-- WORK TO BE COMPLETED --
Copy out all of the entries, swapping each "annotation" for "note" and leaving everything else unchanged.

-- DATA FOR THIS EXERCISE --
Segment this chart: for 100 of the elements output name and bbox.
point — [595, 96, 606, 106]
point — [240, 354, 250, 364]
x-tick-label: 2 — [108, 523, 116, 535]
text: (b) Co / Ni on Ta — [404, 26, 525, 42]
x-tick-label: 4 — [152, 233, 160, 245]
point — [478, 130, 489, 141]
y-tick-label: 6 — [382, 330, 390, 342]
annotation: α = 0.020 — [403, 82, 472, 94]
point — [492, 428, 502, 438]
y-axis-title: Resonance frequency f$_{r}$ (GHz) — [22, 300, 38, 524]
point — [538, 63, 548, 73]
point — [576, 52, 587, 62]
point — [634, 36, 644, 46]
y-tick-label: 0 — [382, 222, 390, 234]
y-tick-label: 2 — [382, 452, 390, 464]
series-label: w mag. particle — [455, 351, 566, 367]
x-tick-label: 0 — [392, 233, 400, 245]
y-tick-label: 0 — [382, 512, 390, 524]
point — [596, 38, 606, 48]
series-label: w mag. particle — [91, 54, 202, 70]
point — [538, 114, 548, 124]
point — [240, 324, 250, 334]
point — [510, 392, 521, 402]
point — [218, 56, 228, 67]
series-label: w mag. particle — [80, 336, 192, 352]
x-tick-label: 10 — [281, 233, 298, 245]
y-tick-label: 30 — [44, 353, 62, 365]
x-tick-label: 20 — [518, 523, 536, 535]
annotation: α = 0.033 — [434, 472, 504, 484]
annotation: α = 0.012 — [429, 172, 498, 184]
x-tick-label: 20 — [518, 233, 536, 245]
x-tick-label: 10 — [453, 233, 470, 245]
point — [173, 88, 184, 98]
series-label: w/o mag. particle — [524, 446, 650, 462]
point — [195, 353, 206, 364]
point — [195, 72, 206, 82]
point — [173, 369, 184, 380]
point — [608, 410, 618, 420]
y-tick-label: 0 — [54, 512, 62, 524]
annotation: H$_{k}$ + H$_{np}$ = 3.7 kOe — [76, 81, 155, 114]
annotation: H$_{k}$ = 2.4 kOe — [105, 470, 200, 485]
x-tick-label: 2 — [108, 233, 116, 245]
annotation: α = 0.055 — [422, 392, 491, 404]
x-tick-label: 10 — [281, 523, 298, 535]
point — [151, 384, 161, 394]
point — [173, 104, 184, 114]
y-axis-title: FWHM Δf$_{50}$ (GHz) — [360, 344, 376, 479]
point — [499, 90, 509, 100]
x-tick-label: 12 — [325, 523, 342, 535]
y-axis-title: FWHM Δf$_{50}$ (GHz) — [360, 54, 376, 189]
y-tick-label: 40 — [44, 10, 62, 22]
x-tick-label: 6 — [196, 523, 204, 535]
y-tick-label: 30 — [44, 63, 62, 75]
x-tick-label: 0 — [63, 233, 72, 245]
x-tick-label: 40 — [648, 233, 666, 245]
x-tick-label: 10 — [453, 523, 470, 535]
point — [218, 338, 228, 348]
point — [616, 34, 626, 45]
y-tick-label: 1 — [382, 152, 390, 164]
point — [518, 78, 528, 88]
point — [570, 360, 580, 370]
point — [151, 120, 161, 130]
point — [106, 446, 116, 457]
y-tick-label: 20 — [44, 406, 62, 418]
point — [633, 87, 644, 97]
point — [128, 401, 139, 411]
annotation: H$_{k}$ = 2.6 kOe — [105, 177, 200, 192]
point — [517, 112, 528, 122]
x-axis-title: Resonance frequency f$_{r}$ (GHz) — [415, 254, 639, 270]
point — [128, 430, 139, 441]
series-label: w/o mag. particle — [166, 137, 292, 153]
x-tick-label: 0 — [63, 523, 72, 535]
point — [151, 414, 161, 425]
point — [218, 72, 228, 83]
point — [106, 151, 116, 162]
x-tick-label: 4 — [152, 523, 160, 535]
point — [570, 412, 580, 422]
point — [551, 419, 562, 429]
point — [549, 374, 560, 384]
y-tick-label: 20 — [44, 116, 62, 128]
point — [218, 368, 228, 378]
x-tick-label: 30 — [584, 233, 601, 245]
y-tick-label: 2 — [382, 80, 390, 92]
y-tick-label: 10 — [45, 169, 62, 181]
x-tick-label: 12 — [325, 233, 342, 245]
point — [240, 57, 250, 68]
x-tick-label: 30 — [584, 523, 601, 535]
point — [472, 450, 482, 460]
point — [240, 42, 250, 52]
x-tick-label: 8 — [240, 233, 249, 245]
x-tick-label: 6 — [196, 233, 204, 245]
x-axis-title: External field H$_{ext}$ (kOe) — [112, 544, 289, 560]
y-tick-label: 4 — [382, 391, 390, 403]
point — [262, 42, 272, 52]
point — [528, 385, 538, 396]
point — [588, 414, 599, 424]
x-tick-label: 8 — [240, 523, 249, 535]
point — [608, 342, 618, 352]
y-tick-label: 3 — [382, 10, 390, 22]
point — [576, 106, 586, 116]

-- CORRECT OUTPUT --
Segment this chart: for 100 of the elements output name and bbox.
point — [595, 96, 606, 106]
point — [240, 354, 250, 364]
x-tick-label: 2 — [108, 523, 116, 535]
text: (b) Co / Ni on Ta — [404, 26, 525, 42]
x-tick-label: 4 — [152, 233, 160, 245]
point — [478, 130, 489, 141]
y-tick-label: 6 — [382, 330, 390, 342]
note: α = 0.020 — [403, 82, 472, 94]
point — [492, 428, 502, 438]
y-axis-title: Resonance frequency f$_{r}$ (GHz) — [22, 300, 38, 524]
point — [538, 63, 548, 73]
point — [576, 52, 587, 62]
point — [634, 36, 644, 46]
y-tick-label: 0 — [382, 222, 390, 234]
y-tick-label: 2 — [382, 452, 390, 464]
series-label: w mag. particle — [455, 351, 566, 367]
x-tick-label: 0 — [392, 233, 400, 245]
y-tick-label: 0 — [382, 512, 390, 524]
point — [596, 38, 606, 48]
series-label: w mag. particle — [91, 54, 202, 70]
point — [538, 114, 548, 124]
point — [240, 324, 250, 334]
point — [510, 392, 521, 402]
point — [218, 56, 228, 67]
series-label: w mag. particle — [80, 336, 192, 352]
x-tick-label: 10 — [281, 233, 298, 245]
y-tick-label: 30 — [44, 353, 62, 365]
x-tick-label: 20 — [518, 523, 536, 535]
note: α = 0.033 — [434, 472, 504, 484]
note: α = 0.012 — [429, 172, 498, 184]
x-tick-label: 20 — [518, 233, 536, 245]
x-tick-label: 10 — [453, 233, 470, 245]
point — [173, 88, 184, 98]
series-label: w/o mag. particle — [524, 446, 650, 462]
point — [195, 353, 206, 364]
point — [195, 72, 206, 82]
point — [173, 369, 184, 380]
point — [608, 410, 618, 420]
y-tick-label: 0 — [54, 512, 62, 524]
note: H$_{k}$ + H$_{np}$ = 3.7 kOe — [76, 81, 155, 114]
note: H$_{k}$ = 2.4 kOe — [105, 470, 200, 485]
x-tick-label: 2 — [108, 233, 116, 245]
note: α = 0.055 — [422, 392, 491, 404]
x-tick-label: 10 — [281, 523, 298, 535]
point — [151, 384, 161, 394]
point — [173, 104, 184, 114]
y-axis-title: FWHM Δf$_{50}$ (GHz) — [360, 344, 376, 479]
point — [499, 90, 509, 100]
x-tick-label: 12 — [325, 523, 342, 535]
y-axis-title: FWHM Δf$_{50}$ (GHz) — [360, 54, 376, 189]
y-tick-label: 40 — [44, 10, 62, 22]
x-tick-label: 6 — [196, 523, 204, 535]
y-tick-label: 30 — [44, 63, 62, 75]
x-tick-label: 0 — [63, 233, 72, 245]
x-tick-label: 40 — [648, 233, 666, 245]
x-tick-label: 10 — [453, 523, 470, 535]
point — [218, 338, 228, 348]
point — [616, 34, 626, 45]
y-tick-label: 1 — [382, 152, 390, 164]
point — [518, 78, 528, 88]
point — [570, 360, 580, 370]
point — [151, 120, 161, 130]
point — [106, 446, 116, 457]
y-tick-label: 20 — [44, 406, 62, 418]
point — [633, 87, 644, 97]
point — [128, 401, 139, 411]
note: H$_{k}$ = 2.6 kOe — [105, 177, 200, 192]
point — [517, 112, 528, 122]
x-axis-title: Resonance frequency f$_{r}$ (GHz) — [415, 254, 639, 270]
point — [128, 430, 139, 441]
series-label: w/o mag. particle — [166, 137, 292, 153]
x-tick-label: 0 — [63, 523, 72, 535]
point — [151, 414, 161, 425]
point — [218, 72, 228, 83]
point — [106, 151, 116, 162]
x-tick-label: 4 — [152, 523, 160, 535]
point — [570, 412, 580, 422]
point — [551, 419, 562, 429]
point — [549, 374, 560, 384]
y-tick-label: 20 — [44, 116, 62, 128]
point — [218, 368, 228, 378]
x-tick-label: 30 — [584, 233, 601, 245]
y-tick-label: 2 — [382, 80, 390, 92]
y-tick-label: 10 — [45, 169, 62, 181]
x-tick-label: 12 — [325, 233, 342, 245]
point — [240, 57, 250, 68]
x-tick-label: 30 — [584, 523, 601, 535]
point — [472, 450, 482, 460]
point — [240, 42, 250, 52]
x-tick-label: 8 — [240, 233, 249, 245]
x-tick-label: 6 — [196, 233, 204, 245]
x-axis-title: External field H$_{ext}$ (kOe) — [112, 544, 289, 560]
y-tick-label: 4 — [382, 391, 390, 403]
point — [262, 42, 272, 52]
point — [528, 385, 538, 396]
point — [588, 414, 599, 424]
x-tick-label: 8 — [240, 523, 249, 535]
point — [608, 342, 618, 352]
y-tick-label: 3 — [382, 10, 390, 22]
point — [576, 106, 586, 116]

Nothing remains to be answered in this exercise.